* [Page extract]:
Abstract
In the following remarks I try to outline the broad conceptual, methodological, and historical background assumed in the preceding chapters. This background is part of the unity of views developing in the chapters themselves, although the chapters are intended to be accessible without digging into this background. Of course, one's own background is often the most difficult part of one's philosophy to articulate. The Theory of Consciousness and World in Recent Philosophy The headwinds in philosophy are strong. They are the winds of fashion. Metaphysics has been under suspicion for three centuries, first in the age of science and recently in the era of cultural interpretation. Yet what we need in philosophy today is a more systematic ontology, framing a wide metaphysics that is cognizant of discoveries in physics, neuroscience, and evolutionary biology alongside analyses of our own consciousness and our cultural practices and institutions. Phenomenology has been under suspicion for half a century, as philosophy turned away from conscious experience. The tradition of analytic philosophy turned toward language – ordinary language, symbolic logic, then computer languages – and then toward naturalism, eyeing the marvels of quantum mechanics, relativity theory, and evolutionary biology. Continental philosophy too came to stress language, discourse, text, and cultural practice over consciousness. Yet what we need today, to understand the phenomena of consciousness much discussed in recent philosophy of mind oriented to cognitive neuroscience, is a more systematic phenomenology, framing a careful analysis of structures of subjective experience.

* [Requirement A]:
According to the abstract, what did continental philosophy come to stress over consciousness? List each item.
* [Requirement B]:
Translate this sentence from the abstract into Spanish: "Metaphysics has been under suspicion for three centuries, first in the age of science and recently in the era of cultural interpretation."

* [Data extracts]:
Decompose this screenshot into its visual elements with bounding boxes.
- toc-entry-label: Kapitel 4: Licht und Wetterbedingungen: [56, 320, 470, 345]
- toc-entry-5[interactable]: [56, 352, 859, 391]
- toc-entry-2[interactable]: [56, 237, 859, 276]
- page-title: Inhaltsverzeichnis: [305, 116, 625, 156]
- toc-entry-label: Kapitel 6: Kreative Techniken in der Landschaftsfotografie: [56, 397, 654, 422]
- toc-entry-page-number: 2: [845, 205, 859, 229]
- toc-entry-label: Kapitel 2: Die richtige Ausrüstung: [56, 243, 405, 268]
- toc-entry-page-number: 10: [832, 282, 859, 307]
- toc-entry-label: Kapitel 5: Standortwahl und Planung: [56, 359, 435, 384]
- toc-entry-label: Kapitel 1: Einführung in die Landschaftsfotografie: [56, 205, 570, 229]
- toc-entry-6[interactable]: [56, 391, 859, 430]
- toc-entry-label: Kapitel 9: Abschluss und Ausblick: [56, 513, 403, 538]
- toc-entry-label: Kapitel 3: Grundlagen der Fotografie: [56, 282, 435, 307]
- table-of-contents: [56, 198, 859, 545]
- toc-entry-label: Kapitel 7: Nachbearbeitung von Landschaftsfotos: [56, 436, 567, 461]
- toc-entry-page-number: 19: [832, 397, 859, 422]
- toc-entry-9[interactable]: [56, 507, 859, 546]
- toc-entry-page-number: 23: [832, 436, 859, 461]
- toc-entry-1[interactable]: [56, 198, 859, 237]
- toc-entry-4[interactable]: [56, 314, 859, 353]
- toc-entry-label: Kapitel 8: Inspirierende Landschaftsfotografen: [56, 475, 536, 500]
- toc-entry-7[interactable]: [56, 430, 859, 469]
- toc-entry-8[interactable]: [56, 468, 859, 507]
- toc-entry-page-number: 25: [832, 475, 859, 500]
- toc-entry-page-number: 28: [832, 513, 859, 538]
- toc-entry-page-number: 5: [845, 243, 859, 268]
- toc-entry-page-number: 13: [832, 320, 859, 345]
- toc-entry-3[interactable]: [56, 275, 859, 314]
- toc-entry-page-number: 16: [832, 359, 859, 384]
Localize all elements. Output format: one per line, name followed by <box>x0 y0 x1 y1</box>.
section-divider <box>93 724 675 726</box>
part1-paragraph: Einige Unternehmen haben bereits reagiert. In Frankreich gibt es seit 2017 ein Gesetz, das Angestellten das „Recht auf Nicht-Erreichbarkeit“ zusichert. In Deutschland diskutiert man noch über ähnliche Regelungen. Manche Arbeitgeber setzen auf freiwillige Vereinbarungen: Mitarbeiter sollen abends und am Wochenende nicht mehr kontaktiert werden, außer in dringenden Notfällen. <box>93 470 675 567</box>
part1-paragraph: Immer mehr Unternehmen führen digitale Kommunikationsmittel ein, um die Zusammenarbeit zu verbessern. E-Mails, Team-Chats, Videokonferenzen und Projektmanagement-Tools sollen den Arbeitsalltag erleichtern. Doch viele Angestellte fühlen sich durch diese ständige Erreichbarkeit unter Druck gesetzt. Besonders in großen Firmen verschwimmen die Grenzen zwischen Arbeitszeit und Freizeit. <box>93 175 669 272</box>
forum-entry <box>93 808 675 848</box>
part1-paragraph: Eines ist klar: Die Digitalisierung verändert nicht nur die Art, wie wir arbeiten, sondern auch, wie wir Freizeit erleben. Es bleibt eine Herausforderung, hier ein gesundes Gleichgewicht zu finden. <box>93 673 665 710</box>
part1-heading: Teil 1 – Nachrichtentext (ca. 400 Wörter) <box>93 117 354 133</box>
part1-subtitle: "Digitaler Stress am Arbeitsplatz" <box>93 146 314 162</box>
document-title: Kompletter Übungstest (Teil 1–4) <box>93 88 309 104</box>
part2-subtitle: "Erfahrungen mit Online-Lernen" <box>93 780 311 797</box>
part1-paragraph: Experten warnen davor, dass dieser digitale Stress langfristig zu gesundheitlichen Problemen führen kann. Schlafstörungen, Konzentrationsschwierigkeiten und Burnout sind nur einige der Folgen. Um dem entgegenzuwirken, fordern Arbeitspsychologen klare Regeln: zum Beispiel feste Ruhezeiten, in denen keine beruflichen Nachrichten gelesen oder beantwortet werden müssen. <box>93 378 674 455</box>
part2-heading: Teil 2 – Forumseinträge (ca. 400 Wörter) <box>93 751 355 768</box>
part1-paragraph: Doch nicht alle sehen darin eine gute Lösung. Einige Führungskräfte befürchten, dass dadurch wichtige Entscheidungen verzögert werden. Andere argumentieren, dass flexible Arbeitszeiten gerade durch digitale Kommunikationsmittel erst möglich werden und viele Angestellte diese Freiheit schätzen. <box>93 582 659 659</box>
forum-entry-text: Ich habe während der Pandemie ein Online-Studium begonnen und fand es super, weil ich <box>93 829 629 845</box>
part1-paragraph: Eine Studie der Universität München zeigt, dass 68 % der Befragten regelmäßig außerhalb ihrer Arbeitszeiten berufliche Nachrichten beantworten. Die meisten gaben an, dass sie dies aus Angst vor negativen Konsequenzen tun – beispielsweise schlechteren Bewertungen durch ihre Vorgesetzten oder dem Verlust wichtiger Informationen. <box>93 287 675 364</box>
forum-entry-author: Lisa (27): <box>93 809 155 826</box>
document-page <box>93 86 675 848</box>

* [Result A]:
- Language
- Discourse
- Text
- Cultural practice

* [Result B]:
La metafísica ha estado bajo sospecha durante tres siglos, primero en la época de la ciencia y recientemente en la era de la interpretación cultural.